Repeat all of the material exactly as given.

- - - - - - -

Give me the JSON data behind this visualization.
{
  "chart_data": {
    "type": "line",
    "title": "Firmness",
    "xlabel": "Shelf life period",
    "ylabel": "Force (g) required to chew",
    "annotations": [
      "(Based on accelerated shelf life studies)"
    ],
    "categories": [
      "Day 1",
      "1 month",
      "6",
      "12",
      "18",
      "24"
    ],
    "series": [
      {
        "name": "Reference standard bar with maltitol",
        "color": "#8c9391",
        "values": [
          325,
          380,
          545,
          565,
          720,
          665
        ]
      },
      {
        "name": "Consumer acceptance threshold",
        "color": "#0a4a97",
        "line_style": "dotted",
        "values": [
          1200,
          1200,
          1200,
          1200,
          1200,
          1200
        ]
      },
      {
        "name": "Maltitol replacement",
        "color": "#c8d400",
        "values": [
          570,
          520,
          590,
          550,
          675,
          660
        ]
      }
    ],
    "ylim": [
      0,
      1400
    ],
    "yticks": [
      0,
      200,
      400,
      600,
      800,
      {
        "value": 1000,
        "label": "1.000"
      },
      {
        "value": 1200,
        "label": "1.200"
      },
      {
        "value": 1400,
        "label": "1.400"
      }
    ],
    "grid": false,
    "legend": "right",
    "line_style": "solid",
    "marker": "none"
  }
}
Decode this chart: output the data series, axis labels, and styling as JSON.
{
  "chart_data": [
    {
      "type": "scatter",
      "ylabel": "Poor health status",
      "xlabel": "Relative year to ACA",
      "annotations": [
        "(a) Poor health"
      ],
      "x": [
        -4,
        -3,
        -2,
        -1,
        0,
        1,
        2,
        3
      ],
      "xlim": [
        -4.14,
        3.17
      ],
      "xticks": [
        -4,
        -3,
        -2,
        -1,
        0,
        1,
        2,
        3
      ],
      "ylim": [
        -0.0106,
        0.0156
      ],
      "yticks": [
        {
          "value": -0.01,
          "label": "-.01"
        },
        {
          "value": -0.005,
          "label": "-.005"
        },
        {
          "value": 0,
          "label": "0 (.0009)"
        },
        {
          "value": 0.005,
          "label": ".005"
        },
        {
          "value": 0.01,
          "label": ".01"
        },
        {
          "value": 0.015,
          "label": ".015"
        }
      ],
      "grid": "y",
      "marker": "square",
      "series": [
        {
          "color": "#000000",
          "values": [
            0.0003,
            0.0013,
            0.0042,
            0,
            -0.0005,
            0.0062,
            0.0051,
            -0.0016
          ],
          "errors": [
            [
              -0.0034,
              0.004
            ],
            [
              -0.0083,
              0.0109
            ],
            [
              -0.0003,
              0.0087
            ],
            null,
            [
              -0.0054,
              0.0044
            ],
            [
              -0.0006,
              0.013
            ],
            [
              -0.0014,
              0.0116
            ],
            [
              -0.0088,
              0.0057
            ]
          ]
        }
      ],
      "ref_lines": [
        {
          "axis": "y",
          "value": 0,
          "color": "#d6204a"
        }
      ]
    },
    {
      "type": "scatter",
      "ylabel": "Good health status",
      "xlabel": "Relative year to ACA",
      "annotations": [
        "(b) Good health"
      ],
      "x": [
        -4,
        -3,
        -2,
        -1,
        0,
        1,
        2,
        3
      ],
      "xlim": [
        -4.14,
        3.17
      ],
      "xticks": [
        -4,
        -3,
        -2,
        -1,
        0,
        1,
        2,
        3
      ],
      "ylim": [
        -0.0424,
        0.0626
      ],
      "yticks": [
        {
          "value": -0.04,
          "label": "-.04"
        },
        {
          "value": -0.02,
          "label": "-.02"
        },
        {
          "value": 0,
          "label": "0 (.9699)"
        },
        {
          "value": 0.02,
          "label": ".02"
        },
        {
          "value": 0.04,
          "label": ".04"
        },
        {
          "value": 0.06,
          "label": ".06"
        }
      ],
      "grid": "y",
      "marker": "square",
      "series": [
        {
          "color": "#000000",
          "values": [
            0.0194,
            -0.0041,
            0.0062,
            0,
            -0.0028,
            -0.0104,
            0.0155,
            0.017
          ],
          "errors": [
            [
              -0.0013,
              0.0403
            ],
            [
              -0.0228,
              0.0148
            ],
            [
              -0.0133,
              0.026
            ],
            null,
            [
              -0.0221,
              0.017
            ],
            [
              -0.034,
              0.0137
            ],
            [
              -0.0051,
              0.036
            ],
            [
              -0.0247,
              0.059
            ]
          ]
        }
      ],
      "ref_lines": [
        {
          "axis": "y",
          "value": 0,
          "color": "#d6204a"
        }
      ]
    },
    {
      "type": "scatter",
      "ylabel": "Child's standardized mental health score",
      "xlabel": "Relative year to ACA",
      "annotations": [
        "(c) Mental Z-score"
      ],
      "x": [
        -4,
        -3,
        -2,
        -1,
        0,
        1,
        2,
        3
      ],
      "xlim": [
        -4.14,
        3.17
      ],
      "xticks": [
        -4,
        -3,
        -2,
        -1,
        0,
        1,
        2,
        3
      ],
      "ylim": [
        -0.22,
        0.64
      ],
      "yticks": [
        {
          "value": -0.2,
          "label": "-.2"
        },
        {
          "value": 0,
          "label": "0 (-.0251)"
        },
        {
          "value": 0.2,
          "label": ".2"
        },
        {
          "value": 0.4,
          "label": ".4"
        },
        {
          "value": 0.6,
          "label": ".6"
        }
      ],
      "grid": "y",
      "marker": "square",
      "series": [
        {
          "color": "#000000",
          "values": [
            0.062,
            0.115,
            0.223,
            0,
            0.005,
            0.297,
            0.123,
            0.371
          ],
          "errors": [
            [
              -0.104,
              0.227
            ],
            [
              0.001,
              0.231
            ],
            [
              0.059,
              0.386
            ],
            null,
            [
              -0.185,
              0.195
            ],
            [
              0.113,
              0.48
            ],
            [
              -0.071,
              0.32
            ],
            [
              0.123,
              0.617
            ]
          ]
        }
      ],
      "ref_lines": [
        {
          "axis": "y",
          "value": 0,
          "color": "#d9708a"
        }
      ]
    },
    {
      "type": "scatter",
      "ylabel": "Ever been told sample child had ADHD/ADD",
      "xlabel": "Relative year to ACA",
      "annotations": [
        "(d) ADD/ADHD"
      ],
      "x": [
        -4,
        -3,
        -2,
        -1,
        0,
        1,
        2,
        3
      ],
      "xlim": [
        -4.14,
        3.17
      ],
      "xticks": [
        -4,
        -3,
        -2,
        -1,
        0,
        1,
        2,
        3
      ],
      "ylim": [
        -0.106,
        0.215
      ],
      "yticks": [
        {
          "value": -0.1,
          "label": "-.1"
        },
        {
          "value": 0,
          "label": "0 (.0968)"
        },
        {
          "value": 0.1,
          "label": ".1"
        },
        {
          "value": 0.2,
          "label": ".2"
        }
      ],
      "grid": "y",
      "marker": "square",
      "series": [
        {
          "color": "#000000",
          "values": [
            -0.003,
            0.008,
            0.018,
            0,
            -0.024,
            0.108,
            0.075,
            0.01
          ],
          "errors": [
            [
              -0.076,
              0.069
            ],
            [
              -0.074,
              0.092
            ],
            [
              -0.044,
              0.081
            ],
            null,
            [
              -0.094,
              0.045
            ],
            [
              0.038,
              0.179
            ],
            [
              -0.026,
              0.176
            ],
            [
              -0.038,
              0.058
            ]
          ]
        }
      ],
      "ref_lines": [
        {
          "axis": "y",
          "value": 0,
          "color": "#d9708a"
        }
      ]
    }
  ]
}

- - - - - - -

# Solution to the exercise
Give me the JSON data behind this visualization.
{
  "chart_data": {
    "type": "line",
    "title": "Firmness",
    "xlabel": "Shelf life period",
    "ylabel": "Force (g) required to chew",
    "annotations": [
      "(Based on accelerated shelf life studies)"
    ],
    "categories": [
      "Day 1",
      "1 month",
      "6",
      "12",
      "18",
      "24"
    ],
    "series": [
      {
        "name": "Reference standard bar with maltitol",
        "color": "#8c9391",
        "values": [
          325,
          380,
          545,
          565,
          720,
          665
        ]
      },
      {
        "name": "Consumer acceptance threshold",
        "color": "#0a4a97",
        "line_style": "dotted",
        "values": [
          1200,
          1200,
          1200,
          1200,
          1200,
          1200
        ]
      },
      {
        "name": "Maltitol replacement",
        "color": "#c8d400",
        "values": [
          570,
          520,
          590,
          550,
          675,
          660
        ]
      }
    ],
    "ylim": [
      0,
      1400
    ],
    "yticks": [
      0,
      200,
      400,
      600,
      800,
      {
        "value": 1000,
        "label": "1.000"
      },
      {
        "value": 1200,
        "label": "1.200"
      },
      {
        "value": 1400,
        "label": "1.400"
      }
    ],
    "grid": false,
    "legend": "right",
    "line_style": "solid",
    "marker": "none"
  }
}
Decode this chart: output the data series, axis labels, and styling as JSON.
{
  "chart_data": [
    {
      "type": "scatter",
      "ylabel": "Poor health status",
      "xlabel": "Relative year to ACA",
      "annotations": [
        "(a) Poor health"
      ],
      "x": [
        -4,
        -3,
        -2,
        -1,
        0,
        1,
        2,
        3
      ],
      "xlim": [
        -4.14,
        3.17
      ],
      "xticks": [
        -4,
        -3,
        -2,
        -1,
        0,
        1,
        2,
        3
      ],
      "ylim": [
        -0.0106,
        0.0156
      ],
      "yticks": [
        {
          "value": -0.01,
          "label": "-.01"
        },
        {
          "value": -0.005,
          "label": "-.005"
        },
        {
          "value": 0,
          "label": "0 (.0009)"
        },
        {
          "value": 0.005,
          "label": ".005"
        },
        {
          "value": 0.01,
          "label": ".01"
        },
        {
          "value": 0.015,
          "label": ".015"
        }
      ],
      "grid": "y",
      "marker": "square",
      "series": [
        {
          "color": "#000000",
          "values": [
            0.0003,
            0.0013,
            0.0042,
            0,
            -0.0005,
            0.0062,
            0.0051,
            -0.0016
          ],
          "errors": [
            [
              -0.0034,
              0.004
            ],
            [
              -0.0083,
              0.0109
            ],
            [
              -0.0003,
              0.0087
            ],
            null,
            [
              -0.0054,
              0.0044
            ],
            [
              -0.0006,
              0.013
            ],
            [
              -0.0014,
              0.0116
            ],
            [
              -0.0088,
              0.0057
            ]
          ]
        }
      ],
      "ref_lines": [
        {
          "axis": "y",
          "value": 0,
          "color": "#d6204a"
        }
      ]
    },
    {
      "type": "scatter",
      "ylabel": "Good health status",
      "xlabel": "Relative year to ACA",
      "annotations": [
        "(b) Good health"
      ],
      "x": [
        -4,
        -3,
        -2,
        -1,
        0,
        1,
        2,
        3
      ],
      "xlim": [
        -4.14,
        3.17
      ],
      "xticks": [
        -4,
        -3,
        -2,
        -1,
        0,
        1,
        2,
        3
      ],
      "ylim": [
        -0.0424,
        0.0626
      ],
      "yticks": [
        {
          "value": -0.04,
          "label": "-.04"
        },
        {
          "value": -0.02,
          "label": "-.02"
        },
        {
          "value": 0,
          "label": "0 (.9699)"
        },
        {
          "value": 0.02,
          "label": ".02"
        },
        {
          "value": 0.04,
          "label": ".04"
        },
        {
          "value": 0.06,
          "label": ".06"
        }
      ],
      "grid": "y",
      "marker": "square",
      "series": [
        {
          "color": "#000000",
          "values": [
            0.0194,
            -0.0041,
            0.0062,
            0,
            -0.0028,
            -0.0104,
            0.0155,
            0.017
          ],
          "errors": [
            [
              -0.0013,
              0.0403
            ],
            [
              -0.0228,
              0.0148
            ],
            [
              -0.0133,
              0.026
            ],
            null,
            [
              -0.0221,
              0.017
            ],
            [
              -0.034,
              0.0137
            ],
            [
              -0.0051,
              0.036
            ],
            [
              -0.0247,
              0.059
            ]
          ]
        }
      ],
      "ref_lines": [
        {
          "axis": "y",
          "value": 0,
          "color": "#d6204a"
        }
      ]
    },
    {
      "type": "scatter",
      "ylabel": "Child's standardized mental health score",
      "xlabel": "Relative year to ACA",
      "annotations": [
        "(c) Mental Z-score"
      ],
      "x": [
        -4,
        -3,
        -2,
        -1,
        0,
        1,
        2,
        3
      ],
      "xlim": [
        -4.14,
        3.17
      ],
      "xticks": [
        -4,
        -3,
        -2,
        -1,
        0,
        1,
        2,
        3
      ],
      "ylim": [
        -0.22,
        0.64
      ],
      "yticks": [
        {
          "value": -0.2,
          "label": "-.2"
        },
        {
          "value": 0,
          "label": "0 (-.0251)"
        },
        {
          "value": 0.2,
          "label": ".2"
        },
        {
          "value": 0.4,
          "label": ".4"
        },
        {
          "value": 0.6,
          "label": ".6"
        }
      ],
      "grid": "y",
      "marker": "square",
      "series": [
        {
          "color": "#000000",
          "values": [
            0.062,
            0.115,
            0.223,
            0,
            0.005,
            0.297,
            0.123,
            0.371
          ],
          "errors": [
            [
              -0.104,
              0.227
            ],
            [
              0.001,
              0.231
            ],
            [
              0.059,
              0.386
            ],
            null,
            [
              -0.185,
              0.195
            ],
            [
              0.113,
              0.48
            ],
            [
              -0.071,
              0.32
            ],
            [
              0.123,
              0.617
            ]
          ]
        }
      ],
      "ref_lines": [
        {
          "axis": "y",
          "value": 0,
          "color": "#d9708a"
        }
      ]
    },
    {
      "type": "scatter",
      "ylabel": "Ever been told sample child had ADHD/ADD",
      "xlabel": "Relative year to ACA",
      "annotations": [
        "(d) ADD/ADHD"
      ],
      "x": [
        -4,
        -3,
        -2,
        -1,
        0,
        1,
        2,
        3
      ],
      "xlim": [
        -4.14,
        3.17
      ],
      "xticks": [
        -4,
        -3,
        -2,
        -1,
        0,
        1,
        2,
        3
      ],
      "ylim": [
        -0.106,
        0.215
      ],
      "yticks": [
        {
          "value": -0.1,
          "label": "-.1"
        },
        {
          "value": 0,
          "label": "0 (.0968)"
        },
        {
          "value": 0.1,
          "label": ".1"
        },
        {
          "value": 0.2,
          "label": ".2"
        }
      ],
      "grid": "y",
      "marker": "square",
      "series": [
        {
          "color": "#000000",
          "values": [
            -0.003,
            0.008,
            0.018,
            0,
            -0.024,
            0.108,
            0.075,
            0.01
          ],
          "errors": [
            [
              -0.076,
              0.069
            ],
            [
              -0.074,
              0.092
            ],
            [
              -0.044,
              0.081
            ],
            null,
            [
              -0.094,
              0.045
            ],
            [
              0.038,
              0.179
            ],
            [
              -0.026,
              0.176
            ],
            [
              -0.038,
              0.058
            ]
          ]
        }
      ],
      "ref_lines": [
        {
          "axis": "y",
          "value": 0,
          "color": "#d9708a"
        }
      ]
    }
  ]
}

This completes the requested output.